SHORT PROBLEM>
Go through the material below and copy each line where the word "polttoainetaloudellisuudesta" appears.
■ ■ ■ ■
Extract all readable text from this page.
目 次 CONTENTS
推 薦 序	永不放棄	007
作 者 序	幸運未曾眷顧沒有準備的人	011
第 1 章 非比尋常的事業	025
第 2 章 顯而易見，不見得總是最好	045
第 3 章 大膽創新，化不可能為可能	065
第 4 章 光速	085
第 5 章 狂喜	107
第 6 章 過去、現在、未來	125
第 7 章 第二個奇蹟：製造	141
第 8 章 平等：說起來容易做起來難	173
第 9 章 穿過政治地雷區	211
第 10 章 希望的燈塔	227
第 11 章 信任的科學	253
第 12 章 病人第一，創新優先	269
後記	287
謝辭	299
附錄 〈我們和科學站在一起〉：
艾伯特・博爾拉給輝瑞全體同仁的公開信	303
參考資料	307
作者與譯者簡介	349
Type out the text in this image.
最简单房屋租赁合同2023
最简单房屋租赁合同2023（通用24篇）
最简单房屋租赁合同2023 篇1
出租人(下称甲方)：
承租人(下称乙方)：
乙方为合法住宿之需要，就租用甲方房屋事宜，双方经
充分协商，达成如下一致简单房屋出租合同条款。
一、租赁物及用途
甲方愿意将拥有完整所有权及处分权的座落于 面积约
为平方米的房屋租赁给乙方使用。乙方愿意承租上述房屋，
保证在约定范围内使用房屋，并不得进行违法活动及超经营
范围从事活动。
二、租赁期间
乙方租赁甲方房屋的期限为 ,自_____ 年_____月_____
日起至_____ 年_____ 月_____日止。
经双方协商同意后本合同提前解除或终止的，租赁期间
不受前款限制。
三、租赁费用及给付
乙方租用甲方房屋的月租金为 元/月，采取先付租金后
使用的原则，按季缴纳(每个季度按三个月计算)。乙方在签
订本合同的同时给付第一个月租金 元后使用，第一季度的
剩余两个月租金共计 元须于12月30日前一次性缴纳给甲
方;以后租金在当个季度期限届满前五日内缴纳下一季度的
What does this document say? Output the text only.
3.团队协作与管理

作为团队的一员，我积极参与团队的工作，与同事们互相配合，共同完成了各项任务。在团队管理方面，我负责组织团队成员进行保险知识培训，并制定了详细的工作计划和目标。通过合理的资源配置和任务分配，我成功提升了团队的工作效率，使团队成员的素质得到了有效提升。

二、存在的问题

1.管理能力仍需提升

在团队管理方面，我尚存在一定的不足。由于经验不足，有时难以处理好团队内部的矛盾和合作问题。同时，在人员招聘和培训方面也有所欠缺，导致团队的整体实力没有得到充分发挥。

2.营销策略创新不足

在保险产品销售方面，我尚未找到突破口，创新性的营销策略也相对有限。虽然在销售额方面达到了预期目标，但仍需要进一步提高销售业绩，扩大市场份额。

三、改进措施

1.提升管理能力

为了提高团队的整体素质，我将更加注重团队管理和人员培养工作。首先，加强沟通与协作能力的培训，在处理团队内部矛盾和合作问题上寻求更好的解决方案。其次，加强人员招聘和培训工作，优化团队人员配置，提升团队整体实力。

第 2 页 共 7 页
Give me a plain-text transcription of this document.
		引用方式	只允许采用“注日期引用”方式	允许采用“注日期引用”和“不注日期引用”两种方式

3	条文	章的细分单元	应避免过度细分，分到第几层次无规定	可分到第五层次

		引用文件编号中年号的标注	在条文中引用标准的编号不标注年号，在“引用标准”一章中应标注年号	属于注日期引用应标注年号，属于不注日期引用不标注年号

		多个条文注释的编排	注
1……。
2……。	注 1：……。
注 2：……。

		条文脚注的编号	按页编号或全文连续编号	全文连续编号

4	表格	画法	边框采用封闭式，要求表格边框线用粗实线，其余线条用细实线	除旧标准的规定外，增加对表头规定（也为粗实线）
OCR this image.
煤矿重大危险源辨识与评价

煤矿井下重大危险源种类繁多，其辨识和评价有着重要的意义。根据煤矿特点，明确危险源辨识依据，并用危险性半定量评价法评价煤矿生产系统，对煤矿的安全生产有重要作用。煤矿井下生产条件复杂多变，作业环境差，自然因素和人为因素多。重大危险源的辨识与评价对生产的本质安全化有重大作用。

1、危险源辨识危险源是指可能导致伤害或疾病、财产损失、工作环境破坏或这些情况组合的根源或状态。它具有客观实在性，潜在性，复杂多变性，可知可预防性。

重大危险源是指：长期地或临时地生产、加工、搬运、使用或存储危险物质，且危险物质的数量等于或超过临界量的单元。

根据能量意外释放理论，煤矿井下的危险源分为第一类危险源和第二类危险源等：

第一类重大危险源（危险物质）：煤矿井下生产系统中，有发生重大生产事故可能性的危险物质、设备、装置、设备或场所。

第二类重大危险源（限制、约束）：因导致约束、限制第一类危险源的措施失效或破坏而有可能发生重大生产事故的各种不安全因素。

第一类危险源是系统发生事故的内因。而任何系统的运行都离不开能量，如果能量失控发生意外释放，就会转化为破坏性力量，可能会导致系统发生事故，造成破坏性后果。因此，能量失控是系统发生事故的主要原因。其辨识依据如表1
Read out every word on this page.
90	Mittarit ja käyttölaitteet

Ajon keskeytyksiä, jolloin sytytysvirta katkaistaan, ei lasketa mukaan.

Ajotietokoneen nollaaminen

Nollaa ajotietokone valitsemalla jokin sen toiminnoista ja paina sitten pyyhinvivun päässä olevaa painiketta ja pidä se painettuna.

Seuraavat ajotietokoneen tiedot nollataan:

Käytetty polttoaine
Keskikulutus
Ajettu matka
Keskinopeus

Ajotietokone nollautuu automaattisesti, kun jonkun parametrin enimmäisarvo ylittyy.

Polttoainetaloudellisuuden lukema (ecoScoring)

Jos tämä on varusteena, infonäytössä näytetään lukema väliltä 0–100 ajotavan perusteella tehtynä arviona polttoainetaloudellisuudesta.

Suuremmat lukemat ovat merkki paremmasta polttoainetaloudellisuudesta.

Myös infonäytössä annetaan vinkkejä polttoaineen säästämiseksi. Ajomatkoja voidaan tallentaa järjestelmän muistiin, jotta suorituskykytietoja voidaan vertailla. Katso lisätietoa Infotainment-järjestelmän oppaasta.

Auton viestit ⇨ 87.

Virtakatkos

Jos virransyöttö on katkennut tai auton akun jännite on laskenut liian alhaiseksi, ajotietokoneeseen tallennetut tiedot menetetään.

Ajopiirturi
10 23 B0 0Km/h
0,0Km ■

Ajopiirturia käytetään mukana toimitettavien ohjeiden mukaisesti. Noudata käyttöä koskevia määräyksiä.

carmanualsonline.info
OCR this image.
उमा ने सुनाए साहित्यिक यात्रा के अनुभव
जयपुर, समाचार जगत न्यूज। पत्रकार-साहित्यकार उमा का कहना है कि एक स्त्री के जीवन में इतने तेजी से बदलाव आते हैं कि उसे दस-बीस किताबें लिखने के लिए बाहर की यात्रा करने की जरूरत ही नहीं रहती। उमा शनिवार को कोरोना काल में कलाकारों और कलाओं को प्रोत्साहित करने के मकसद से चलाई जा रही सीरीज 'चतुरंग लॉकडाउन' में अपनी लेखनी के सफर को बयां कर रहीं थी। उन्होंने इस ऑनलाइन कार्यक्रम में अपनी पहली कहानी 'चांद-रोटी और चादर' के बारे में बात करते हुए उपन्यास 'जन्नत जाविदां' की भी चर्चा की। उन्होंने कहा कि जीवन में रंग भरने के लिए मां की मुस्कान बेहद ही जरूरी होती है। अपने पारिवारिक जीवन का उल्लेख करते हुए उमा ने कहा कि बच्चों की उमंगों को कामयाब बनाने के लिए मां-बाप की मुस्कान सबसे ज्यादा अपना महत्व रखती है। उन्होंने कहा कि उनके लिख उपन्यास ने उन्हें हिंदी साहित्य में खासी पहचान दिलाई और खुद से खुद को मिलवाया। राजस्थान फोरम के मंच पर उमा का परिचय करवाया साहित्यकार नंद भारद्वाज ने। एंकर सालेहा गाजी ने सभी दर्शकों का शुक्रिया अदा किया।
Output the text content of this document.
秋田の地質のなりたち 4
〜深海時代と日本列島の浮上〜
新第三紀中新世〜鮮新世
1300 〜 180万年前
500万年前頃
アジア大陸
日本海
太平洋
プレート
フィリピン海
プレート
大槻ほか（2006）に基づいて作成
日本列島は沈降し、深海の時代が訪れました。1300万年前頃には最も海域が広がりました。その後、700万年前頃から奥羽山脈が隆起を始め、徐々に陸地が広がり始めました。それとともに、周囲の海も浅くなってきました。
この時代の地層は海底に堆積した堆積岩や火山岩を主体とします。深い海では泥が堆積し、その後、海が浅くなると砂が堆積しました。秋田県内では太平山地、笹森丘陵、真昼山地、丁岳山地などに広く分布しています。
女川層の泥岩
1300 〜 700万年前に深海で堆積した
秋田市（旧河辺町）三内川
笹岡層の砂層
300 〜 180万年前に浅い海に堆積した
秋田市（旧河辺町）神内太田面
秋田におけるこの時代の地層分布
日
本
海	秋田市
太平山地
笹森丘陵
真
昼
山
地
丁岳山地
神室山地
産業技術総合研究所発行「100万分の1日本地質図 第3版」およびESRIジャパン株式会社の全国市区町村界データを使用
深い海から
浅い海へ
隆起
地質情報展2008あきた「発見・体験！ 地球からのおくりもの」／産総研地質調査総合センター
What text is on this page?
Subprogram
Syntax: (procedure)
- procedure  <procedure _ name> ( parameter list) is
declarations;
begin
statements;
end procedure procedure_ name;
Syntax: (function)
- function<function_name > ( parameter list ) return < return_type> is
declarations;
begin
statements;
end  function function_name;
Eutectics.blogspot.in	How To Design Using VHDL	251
■ ■ ■ ■
COMPLETED TASK>
Jos tämä on varusteena, infonäytössä näytetään lukema väliltä 0–100 ajotavan perusteella tehtynä arviona polttoainetaloudellisuudesta.
Suuremmat lukemat ovat merkki paremmasta polttoainetaloudellisuudesta.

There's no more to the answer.